> [What you need to do]:
Write out the whole listing exactly as it stands.

> [Data listing]:
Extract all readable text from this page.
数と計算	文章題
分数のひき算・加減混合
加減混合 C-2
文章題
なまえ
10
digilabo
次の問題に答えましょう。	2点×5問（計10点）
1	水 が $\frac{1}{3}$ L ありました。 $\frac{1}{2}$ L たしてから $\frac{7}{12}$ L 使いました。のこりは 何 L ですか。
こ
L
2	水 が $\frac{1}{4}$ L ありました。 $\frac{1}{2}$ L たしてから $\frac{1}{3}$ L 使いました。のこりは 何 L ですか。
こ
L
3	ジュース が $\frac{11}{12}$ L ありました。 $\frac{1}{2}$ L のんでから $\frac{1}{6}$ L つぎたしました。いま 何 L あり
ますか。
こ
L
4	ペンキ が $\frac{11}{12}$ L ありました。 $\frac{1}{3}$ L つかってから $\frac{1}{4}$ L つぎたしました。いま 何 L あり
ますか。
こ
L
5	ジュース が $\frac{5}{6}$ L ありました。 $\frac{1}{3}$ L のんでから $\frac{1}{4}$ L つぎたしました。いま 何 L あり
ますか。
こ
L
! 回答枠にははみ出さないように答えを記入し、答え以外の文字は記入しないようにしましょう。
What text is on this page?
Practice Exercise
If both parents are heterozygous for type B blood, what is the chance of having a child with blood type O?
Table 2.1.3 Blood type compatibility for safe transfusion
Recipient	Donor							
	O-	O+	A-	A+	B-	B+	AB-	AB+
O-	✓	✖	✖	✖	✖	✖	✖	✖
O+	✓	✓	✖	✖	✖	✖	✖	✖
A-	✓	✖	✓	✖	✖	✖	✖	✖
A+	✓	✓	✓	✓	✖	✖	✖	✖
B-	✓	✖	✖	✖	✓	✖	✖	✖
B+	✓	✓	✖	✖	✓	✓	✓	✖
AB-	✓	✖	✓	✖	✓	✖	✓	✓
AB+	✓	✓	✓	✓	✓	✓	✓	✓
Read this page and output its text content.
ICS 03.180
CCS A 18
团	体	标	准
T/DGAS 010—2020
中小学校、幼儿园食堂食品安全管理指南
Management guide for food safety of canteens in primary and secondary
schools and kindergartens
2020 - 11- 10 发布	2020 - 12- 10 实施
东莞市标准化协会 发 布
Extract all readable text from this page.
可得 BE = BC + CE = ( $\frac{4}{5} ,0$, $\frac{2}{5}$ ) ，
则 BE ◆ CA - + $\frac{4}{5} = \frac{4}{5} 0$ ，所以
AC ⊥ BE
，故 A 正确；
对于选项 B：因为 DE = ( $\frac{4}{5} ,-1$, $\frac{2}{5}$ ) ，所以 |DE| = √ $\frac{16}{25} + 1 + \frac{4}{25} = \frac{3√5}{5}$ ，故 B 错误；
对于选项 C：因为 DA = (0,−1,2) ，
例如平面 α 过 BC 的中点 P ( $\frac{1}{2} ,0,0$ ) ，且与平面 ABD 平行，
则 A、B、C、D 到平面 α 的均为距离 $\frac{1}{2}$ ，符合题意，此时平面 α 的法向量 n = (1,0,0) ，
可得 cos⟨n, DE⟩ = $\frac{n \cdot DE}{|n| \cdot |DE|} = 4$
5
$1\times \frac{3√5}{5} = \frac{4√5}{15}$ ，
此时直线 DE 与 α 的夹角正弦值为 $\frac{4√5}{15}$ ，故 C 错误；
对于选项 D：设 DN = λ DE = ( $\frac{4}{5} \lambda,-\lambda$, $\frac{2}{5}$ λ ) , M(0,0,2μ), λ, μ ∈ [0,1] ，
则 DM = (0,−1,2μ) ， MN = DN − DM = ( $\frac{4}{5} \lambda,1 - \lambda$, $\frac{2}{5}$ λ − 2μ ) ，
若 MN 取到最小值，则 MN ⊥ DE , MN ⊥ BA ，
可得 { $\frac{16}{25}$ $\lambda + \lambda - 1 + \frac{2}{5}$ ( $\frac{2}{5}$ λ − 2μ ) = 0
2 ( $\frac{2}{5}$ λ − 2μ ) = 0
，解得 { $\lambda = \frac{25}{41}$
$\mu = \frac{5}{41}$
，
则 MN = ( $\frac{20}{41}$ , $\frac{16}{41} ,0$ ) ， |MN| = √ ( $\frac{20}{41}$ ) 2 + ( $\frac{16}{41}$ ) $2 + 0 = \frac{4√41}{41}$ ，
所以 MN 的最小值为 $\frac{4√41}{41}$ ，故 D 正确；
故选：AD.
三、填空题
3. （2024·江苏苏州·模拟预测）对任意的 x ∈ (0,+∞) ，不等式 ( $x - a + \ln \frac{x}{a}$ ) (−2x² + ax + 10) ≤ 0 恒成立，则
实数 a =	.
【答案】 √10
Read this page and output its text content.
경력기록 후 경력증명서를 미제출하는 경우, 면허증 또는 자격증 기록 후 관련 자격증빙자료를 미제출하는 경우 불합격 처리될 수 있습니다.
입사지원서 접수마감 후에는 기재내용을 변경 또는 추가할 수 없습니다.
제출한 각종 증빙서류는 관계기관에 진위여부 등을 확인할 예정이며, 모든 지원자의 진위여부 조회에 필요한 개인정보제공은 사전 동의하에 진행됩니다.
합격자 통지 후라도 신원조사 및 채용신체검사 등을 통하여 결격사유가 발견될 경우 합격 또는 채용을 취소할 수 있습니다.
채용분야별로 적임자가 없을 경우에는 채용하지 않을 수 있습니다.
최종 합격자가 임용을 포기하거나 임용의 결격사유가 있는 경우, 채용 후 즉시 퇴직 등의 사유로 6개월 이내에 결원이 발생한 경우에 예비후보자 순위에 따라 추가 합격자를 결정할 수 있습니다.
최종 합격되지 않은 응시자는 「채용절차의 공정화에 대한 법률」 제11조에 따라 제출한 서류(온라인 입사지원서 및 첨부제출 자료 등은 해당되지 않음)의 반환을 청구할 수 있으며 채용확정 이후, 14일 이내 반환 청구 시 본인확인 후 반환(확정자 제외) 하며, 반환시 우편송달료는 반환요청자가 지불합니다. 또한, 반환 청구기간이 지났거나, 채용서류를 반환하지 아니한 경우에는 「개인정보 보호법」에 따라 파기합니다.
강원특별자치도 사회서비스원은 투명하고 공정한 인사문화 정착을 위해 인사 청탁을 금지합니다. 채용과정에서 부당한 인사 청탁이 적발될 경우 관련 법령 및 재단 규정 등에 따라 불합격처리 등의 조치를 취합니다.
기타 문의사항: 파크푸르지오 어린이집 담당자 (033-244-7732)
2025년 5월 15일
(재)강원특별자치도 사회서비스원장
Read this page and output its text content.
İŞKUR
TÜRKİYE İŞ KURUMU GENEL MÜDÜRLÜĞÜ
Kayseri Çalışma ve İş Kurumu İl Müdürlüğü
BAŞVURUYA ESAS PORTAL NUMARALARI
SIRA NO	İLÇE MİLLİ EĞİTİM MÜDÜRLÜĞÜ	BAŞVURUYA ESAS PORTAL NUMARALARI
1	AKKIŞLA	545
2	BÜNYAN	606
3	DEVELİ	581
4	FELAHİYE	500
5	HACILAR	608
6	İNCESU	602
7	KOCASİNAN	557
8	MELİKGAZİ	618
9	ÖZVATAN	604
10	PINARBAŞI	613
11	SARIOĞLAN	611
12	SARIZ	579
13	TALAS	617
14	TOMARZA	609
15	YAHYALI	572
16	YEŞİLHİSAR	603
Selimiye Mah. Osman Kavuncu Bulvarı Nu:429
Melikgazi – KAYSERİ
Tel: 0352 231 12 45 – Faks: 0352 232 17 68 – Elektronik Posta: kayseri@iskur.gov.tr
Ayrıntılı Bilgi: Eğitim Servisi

> [Solution for this exercise]:
Extract all readable text from this page.
数と計算	文章題
分数のひき算・加減混合
加減混合 C-2
文章題
なまえ
10
digilabo
次の問題に答えましょう。	2点×5問（計10点）
1	水 が $\frac{1}{3}$ L ありました。 $\frac{1}{2}$ L たしてから $\frac{7}{12}$ L 使いました。のこりは 何 L ですか。
こ
L
2	水 が $\frac{1}{4}$ L ありました。 $\frac{1}{2}$ L たしてから $\frac{1}{3}$ L 使いました。のこりは 何 L ですか。
こ
L
3	ジュース が $\frac{11}{12}$ L ありました。 $\frac{1}{2}$ L のんでから $\frac{1}{6}$ L つぎたしました。いま 何 L あり
ますか。
こ
L
4	ペンキ が $\frac{11}{12}$ L ありました。 $\frac{1}{3}$ L つかってから $\frac{1}{4}$ L つぎたしました。いま 何 L あり
ますか。
こ
L
5	ジュース が $\frac{5}{6}$ L ありました。 $\frac{1}{3}$ L のんでから $\frac{1}{4}$ L つぎたしました。いま 何 L あり
ますか。
こ
L
! 回答枠にははみ出さないように答えを記入し、答え以外の文字は記入しないようにしましょう。
What text is on this page?
Practice Exercise
If both parents are heterozygous for type B blood, what is the chance of having a child with blood type O?
Table 2.1.3 Blood type compatibility for safe transfusion
Recipient	Donor							
	O-	O+	A-	A+	B-	B+	AB-	AB+
O-	✓	✖	✖	✖	✖	✖	✖	✖
O+	✓	✓	✖	✖	✖	✖	✖	✖
A-	✓	✖	✓	✖	✖	✖	✖	✖
A+	✓	✓	✓	✓	✖	✖	✖	✖
B-	✓	✖	✖	✖	✓	✖	✖	✖
B+	✓	✓	✖	✖	✓	✓	✓	✖
AB-	✓	✖	✓	✖	✓	✖	✓	✓
AB+	✓	✓	✓	✓	✓	✓	✓	✓
Read this page and output its text content.
ICS 03.180
CCS A 18
团	体	标	准
T/DGAS 010—2020
中小学校、幼儿园食堂食品安全管理指南
Management guide for food safety of canteens in primary and secondary
schools and kindergartens
2020 - 11- 10 发布	2020 - 12- 10 实施
东莞市标准化协会 发 布
Extract all readable text from this page.
可得 BE = BC + CE = ( $\frac{4}{5} ,0$, $\frac{2}{5}$ ) ，
则 BE ◆ CA - + $\frac{4}{5} = \frac{4}{5} 0$ ，所以
AC ⊥ BE
，故 A 正确；
对于选项 B：因为 DE = ( $\frac{4}{5} ,-1$, $\frac{2}{5}$ ) ，所以 |DE| = √ $\frac{16}{25} + 1 + \frac{4}{25} = \frac{3√5}{5}$ ，故 B 错误；
对于选项 C：因为 DA = (0,−1,2) ，
例如平面 α 过 BC 的中点 P ( $\frac{1}{2} ,0,0$ ) ，且与平面 ABD 平行，
则 A、B、C、D 到平面 α 的均为距离 $\frac{1}{2}$ ，符合题意，此时平面 α 的法向量 n = (1,0,0) ，
可得 cos⟨n, DE⟩ = $\frac{n \cdot DE}{|n| \cdot |DE|} = 4$
5
$1\times \frac{3√5}{5} = \frac{4√5}{15}$ ，
此时直线 DE 与 α 的夹角正弦值为 $\frac{4√5}{15}$ ，故 C 错误；
对于选项 D：设 DN = λ DE = ( $\frac{4}{5} \lambda,-\lambda$, $\frac{2}{5}$ λ ) , M(0,0,2μ), λ, μ ∈ [0,1] ，
则 DM = (0,−1,2μ) ， MN = DN − DM = ( $\frac{4}{5} \lambda,1 - \lambda$, $\frac{2}{5}$ λ − 2μ ) ，
若 MN 取到最小值，则 MN ⊥ DE , MN ⊥ BA ，
可得 { $\frac{16}{25}$ $\lambda + \lambda - 1 + \frac{2}{5}$ ( $\frac{2}{5}$ λ − 2μ ) = 0
2 ( $\frac{2}{5}$ λ − 2μ ) = 0
，解得 { $\lambda = \frac{25}{41}$
$\mu = \frac{5}{41}$
，
则 MN = ( $\frac{20}{41}$ , $\frac{16}{41} ,0$ ) ， |MN| = √ ( $\frac{20}{41}$ ) 2 + ( $\frac{16}{41}$ ) $2 + 0 = \frac{4√41}{41}$ ，
所以 MN 的最小值为 $\frac{4√41}{41}$ ，故 D 正确；
故选：AD.
三、填空题
3. （2024·江苏苏州·模拟预测）对任意的 x ∈ (0,+∞) ，不等式 ( $x - a + \ln \frac{x}{a}$ ) (−2x² + ax + 10) ≤ 0 恒成立，则
实数 a =	.
【答案】 √10
Read this page and output its text content.
경력기록 후 경력증명서를 미제출하는 경우, 면허증 또는 자격증 기록 후 관련 자격증빙자료를 미제출하는 경우 불합격 처리될 수 있습니다.
입사지원서 접수마감 후에는 기재내용을 변경 또는 추가할 수 없습니다.
제출한 각종 증빙서류는 관계기관에 진위여부 등을 확인할 예정이며, 모든 지원자의 진위여부 조회에 필요한 개인정보제공은 사전 동의하에 진행됩니다.
합격자 통지 후라도 신원조사 및 채용신체검사 등을 통하여 결격사유가 발견될 경우 합격 또는 채용을 취소할 수 있습니다.
채용분야별로 적임자가 없을 경우에는 채용하지 않을 수 있습니다.
최종 합격자가 임용을 포기하거나 임용의 결격사유가 있는 경우, 채용 후 즉시 퇴직 등의 사유로 6개월 이내에 결원이 발생한 경우에 예비후보자 순위에 따라 추가 합격자를 결정할 수 있습니다.
최종 합격되지 않은 응시자는 「채용절차의 공정화에 대한 법률」 제11조에 따라 제출한 서류(온라인 입사지원서 및 첨부제출 자료 등은 해당되지 않음)의 반환을 청구할 수 있으며 채용확정 이후, 14일 이내 반환 청구 시 본인확인 후 반환(확정자 제외) 하며, 반환시 우편송달료는 반환요청자가 지불합니다. 또한, 반환 청구기간이 지났거나, 채용서류를 반환하지 아니한 경우에는 「개인정보 보호법」에 따라 파기합니다.
강원특별자치도 사회서비스원은 투명하고 공정한 인사문화 정착을 위해 인사 청탁을 금지합니다. 채용과정에서 부당한 인사 청탁이 적발될 경우 관련 법령 및 재단 규정 등에 따라 불합격처리 등의 조치를 취합니다.
기타 문의사항: 파크푸르지오 어린이집 담당자 (033-244-7732)
2025년 5월 15일
(재)강원특별자치도 사회서비스원장
Read this page and output its text content.
İŞKUR
TÜRKİYE İŞ KURUMU GENEL MÜDÜRLÜĞÜ
Kayseri Çalışma ve İş Kurumu İl Müdürlüğü
BAŞVURUYA ESAS PORTAL NUMARALARI
SIRA NO	İLÇE MİLLİ EĞİTİM MÜDÜRLÜĞÜ	BAŞVURUYA ESAS PORTAL NUMARALARI
1	AKKIŞLA	545
2	BÜNYAN	606
3	DEVELİ	581
4	FELAHİYE	500
5	HACILAR	608
6	İNCESU	602
7	KOCASİNAN	557
8	MELİKGAZİ	618
9	ÖZVATAN	604
10	PINARBAŞI	613
11	SARIOĞLAN	611
12	SARIZ	579
13	TALAS	617
14	TOMARZA	609
15	YAHYALI	572
16	YEŞİLHİSAR	603
Selimiye Mah. Osman Kavuncu Bulvarı Nu:429
Melikgazi – KAYSERİ
Tel: 0352 231 12 45 – Faks: 0352 232 17 68 – Elektronik Posta: kayseri@iskur.gov.tr
Ayrıntılı Bilgi: Eğitim Servisi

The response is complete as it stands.